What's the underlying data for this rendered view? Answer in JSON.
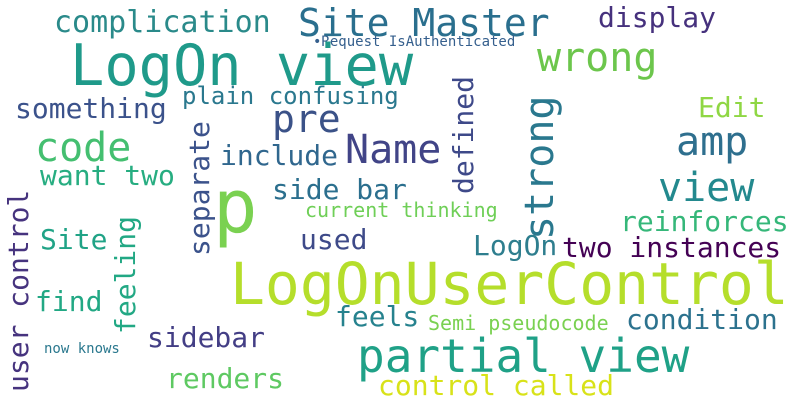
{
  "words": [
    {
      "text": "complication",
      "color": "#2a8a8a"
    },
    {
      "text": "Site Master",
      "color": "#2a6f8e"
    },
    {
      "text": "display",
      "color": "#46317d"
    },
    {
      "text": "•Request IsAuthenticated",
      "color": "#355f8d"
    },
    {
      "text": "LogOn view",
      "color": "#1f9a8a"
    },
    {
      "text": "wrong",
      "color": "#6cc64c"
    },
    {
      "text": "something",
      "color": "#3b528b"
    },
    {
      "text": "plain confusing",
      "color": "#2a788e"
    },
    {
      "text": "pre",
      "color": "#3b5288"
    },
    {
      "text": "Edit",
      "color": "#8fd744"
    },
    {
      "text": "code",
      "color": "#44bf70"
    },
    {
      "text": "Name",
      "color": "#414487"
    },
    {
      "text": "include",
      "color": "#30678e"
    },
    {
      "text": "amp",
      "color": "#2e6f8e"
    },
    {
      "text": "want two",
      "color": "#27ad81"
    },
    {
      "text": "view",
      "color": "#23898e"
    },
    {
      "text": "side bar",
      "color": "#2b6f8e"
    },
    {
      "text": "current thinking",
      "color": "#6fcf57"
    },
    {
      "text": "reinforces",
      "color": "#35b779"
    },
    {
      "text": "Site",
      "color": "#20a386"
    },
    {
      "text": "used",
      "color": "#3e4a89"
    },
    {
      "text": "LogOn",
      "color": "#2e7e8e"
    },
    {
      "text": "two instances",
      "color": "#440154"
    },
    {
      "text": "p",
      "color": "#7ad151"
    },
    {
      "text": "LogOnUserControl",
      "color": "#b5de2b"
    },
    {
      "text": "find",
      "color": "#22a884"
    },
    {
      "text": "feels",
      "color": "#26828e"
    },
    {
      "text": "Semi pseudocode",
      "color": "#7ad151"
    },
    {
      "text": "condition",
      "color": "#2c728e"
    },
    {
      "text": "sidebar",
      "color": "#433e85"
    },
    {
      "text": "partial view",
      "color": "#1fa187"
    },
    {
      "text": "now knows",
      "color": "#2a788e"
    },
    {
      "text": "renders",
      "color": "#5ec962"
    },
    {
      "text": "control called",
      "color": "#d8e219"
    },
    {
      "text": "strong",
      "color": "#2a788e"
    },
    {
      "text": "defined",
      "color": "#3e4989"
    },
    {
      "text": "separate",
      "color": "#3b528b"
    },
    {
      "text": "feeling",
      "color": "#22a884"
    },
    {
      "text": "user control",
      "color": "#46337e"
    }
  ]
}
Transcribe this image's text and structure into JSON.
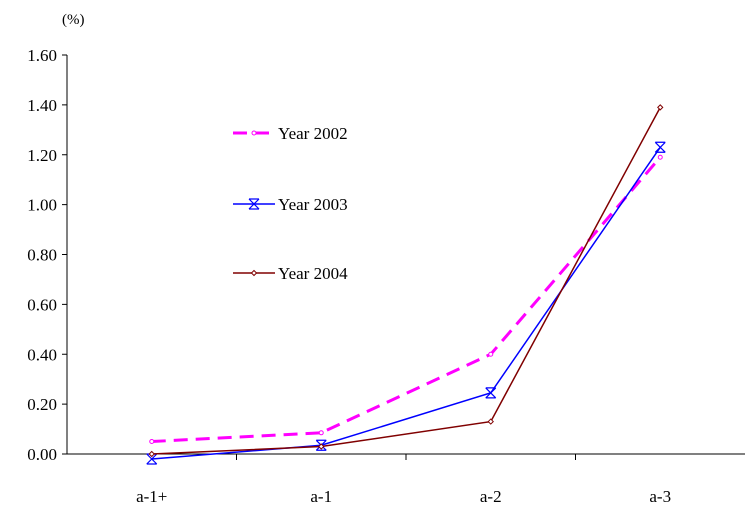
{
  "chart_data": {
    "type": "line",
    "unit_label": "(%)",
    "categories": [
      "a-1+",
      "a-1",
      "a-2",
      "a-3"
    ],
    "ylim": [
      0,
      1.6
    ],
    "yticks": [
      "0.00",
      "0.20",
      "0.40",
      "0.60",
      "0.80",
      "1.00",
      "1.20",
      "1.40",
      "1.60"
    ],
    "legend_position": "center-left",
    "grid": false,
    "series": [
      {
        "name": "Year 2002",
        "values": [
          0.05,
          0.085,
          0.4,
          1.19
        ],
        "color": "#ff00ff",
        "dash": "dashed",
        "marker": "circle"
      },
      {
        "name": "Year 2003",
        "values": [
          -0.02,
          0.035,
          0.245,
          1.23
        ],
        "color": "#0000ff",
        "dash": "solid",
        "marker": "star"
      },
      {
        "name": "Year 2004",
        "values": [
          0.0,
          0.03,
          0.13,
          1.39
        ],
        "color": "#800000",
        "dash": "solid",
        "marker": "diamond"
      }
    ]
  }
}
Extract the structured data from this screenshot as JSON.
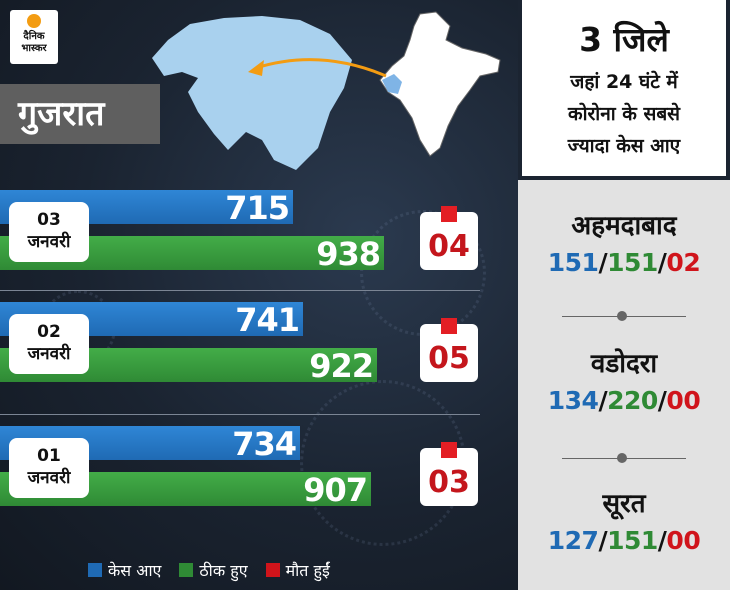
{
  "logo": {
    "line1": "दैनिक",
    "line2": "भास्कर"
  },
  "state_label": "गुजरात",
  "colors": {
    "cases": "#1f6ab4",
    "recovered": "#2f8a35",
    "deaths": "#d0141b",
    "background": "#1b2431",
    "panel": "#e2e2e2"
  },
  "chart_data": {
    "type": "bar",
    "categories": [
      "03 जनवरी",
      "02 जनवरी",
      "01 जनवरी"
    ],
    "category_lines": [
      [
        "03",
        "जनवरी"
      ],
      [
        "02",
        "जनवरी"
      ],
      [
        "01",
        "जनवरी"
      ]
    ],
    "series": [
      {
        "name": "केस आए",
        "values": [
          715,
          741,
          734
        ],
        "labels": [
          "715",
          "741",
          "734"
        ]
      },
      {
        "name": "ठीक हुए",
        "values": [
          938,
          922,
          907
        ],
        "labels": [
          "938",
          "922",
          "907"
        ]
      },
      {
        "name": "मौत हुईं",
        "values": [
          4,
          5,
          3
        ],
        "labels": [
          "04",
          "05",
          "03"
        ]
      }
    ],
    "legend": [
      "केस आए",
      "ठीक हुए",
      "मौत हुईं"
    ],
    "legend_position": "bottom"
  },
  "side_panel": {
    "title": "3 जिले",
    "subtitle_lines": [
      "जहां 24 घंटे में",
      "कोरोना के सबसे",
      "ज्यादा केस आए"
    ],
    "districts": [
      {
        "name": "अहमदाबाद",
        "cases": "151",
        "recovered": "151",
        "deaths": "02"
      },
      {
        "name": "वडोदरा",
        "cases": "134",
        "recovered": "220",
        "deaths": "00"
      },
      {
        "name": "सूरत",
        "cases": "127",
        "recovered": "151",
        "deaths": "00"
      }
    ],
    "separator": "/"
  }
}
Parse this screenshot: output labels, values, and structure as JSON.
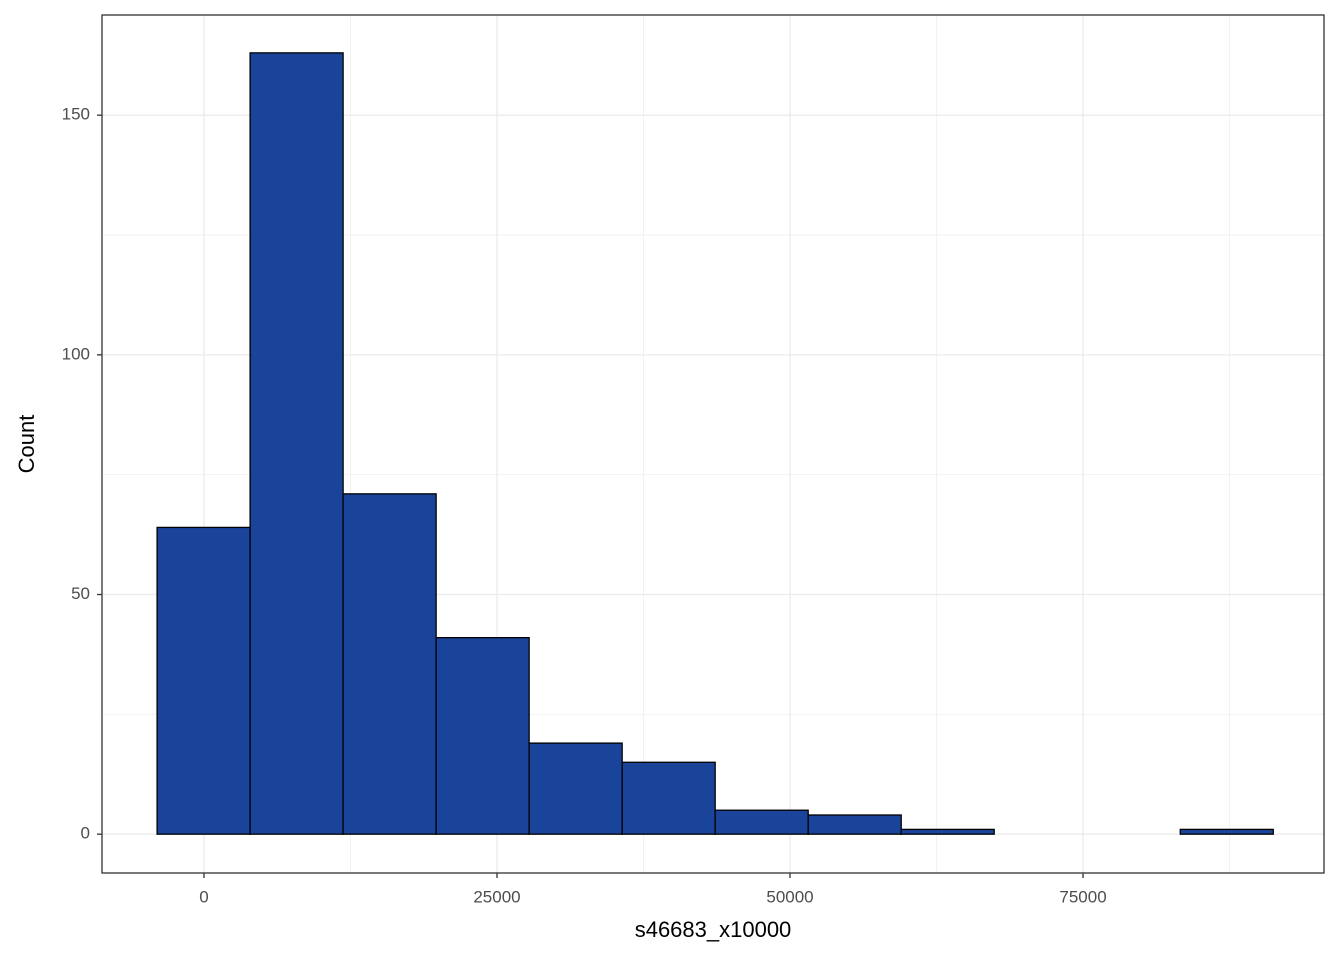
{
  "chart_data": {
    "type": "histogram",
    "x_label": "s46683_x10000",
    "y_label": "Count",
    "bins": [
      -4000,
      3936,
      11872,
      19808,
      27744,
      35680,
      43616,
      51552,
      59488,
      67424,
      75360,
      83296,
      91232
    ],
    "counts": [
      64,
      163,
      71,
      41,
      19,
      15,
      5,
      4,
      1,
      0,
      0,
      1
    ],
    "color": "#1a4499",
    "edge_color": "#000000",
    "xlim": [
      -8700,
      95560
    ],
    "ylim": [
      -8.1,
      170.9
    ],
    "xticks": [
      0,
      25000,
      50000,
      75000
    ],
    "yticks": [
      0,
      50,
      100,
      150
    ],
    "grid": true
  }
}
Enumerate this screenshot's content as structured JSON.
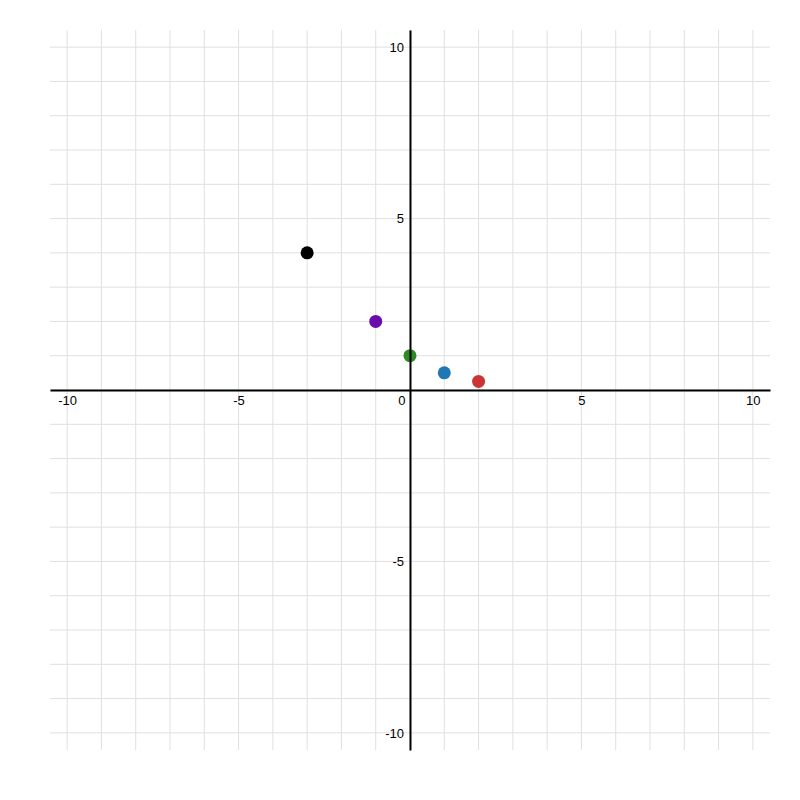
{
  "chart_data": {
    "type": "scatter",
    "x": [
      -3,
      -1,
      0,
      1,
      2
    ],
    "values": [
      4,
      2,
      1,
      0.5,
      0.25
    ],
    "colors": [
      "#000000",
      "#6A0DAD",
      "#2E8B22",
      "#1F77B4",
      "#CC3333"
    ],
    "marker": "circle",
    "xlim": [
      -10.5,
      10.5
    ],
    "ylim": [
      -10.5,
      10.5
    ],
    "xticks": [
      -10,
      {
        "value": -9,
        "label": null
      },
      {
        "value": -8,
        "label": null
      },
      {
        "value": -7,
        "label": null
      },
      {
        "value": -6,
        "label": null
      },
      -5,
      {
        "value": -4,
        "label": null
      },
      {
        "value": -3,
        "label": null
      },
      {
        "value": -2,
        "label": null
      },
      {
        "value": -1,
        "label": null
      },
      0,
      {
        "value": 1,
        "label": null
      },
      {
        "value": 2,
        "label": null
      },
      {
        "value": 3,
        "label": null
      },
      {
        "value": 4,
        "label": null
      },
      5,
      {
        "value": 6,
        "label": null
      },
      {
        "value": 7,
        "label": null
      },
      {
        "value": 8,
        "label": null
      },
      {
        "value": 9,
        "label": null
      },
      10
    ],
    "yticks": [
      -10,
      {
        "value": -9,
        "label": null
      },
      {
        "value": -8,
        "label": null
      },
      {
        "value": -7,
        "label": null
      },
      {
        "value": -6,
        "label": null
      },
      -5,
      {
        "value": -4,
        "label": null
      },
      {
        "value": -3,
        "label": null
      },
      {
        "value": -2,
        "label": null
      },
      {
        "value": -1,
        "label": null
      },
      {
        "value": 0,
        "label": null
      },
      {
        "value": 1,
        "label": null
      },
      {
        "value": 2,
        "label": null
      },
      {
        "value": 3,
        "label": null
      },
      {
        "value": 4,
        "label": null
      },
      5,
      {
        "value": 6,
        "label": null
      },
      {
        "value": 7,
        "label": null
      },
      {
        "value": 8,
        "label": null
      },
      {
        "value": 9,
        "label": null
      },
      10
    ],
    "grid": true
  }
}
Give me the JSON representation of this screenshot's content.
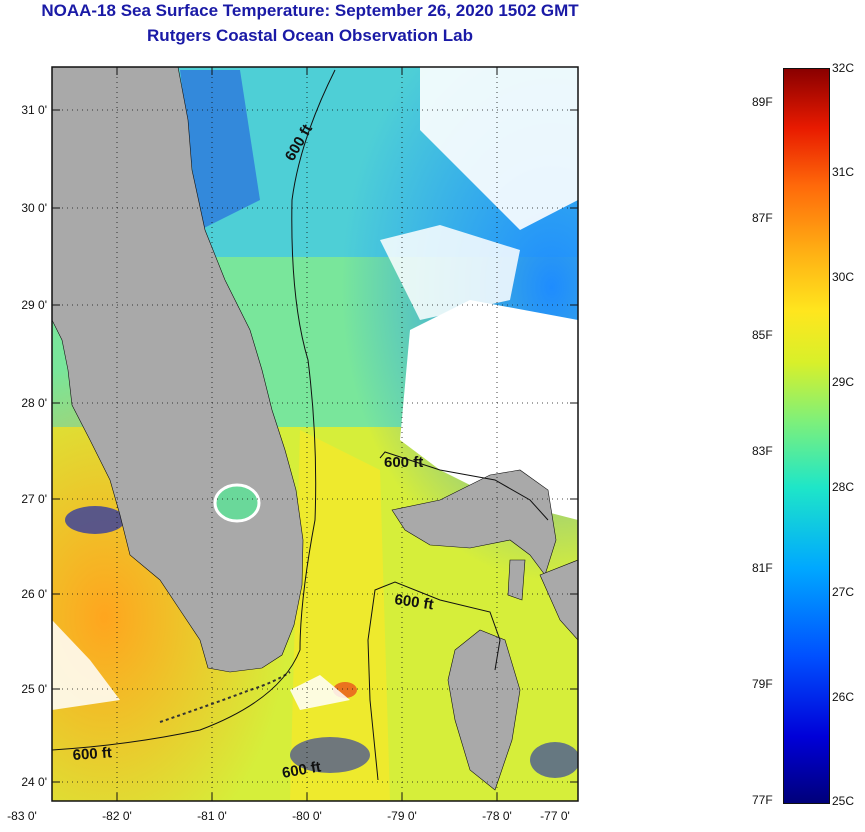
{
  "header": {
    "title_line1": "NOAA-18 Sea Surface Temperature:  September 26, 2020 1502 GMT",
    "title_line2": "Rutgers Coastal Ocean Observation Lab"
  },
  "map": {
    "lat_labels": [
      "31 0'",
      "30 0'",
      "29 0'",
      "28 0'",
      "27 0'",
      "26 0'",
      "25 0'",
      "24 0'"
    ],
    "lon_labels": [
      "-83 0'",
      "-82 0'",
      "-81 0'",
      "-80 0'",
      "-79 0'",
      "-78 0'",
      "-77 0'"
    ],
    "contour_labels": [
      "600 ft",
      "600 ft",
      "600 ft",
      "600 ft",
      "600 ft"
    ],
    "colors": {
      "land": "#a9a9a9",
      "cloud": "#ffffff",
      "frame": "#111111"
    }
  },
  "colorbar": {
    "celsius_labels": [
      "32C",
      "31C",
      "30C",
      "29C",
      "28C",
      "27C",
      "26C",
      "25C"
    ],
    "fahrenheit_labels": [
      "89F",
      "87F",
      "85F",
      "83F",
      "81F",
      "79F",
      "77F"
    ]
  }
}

• [DIRECTIONS FOR THIS TASK] Look above for every line with the word "cases" and copy it.

• [REPLY TO THE EXERCISE]
    "cases": "#1f6ab4",
        "cases": "151",
        "cases": "134",
        "cases": "127",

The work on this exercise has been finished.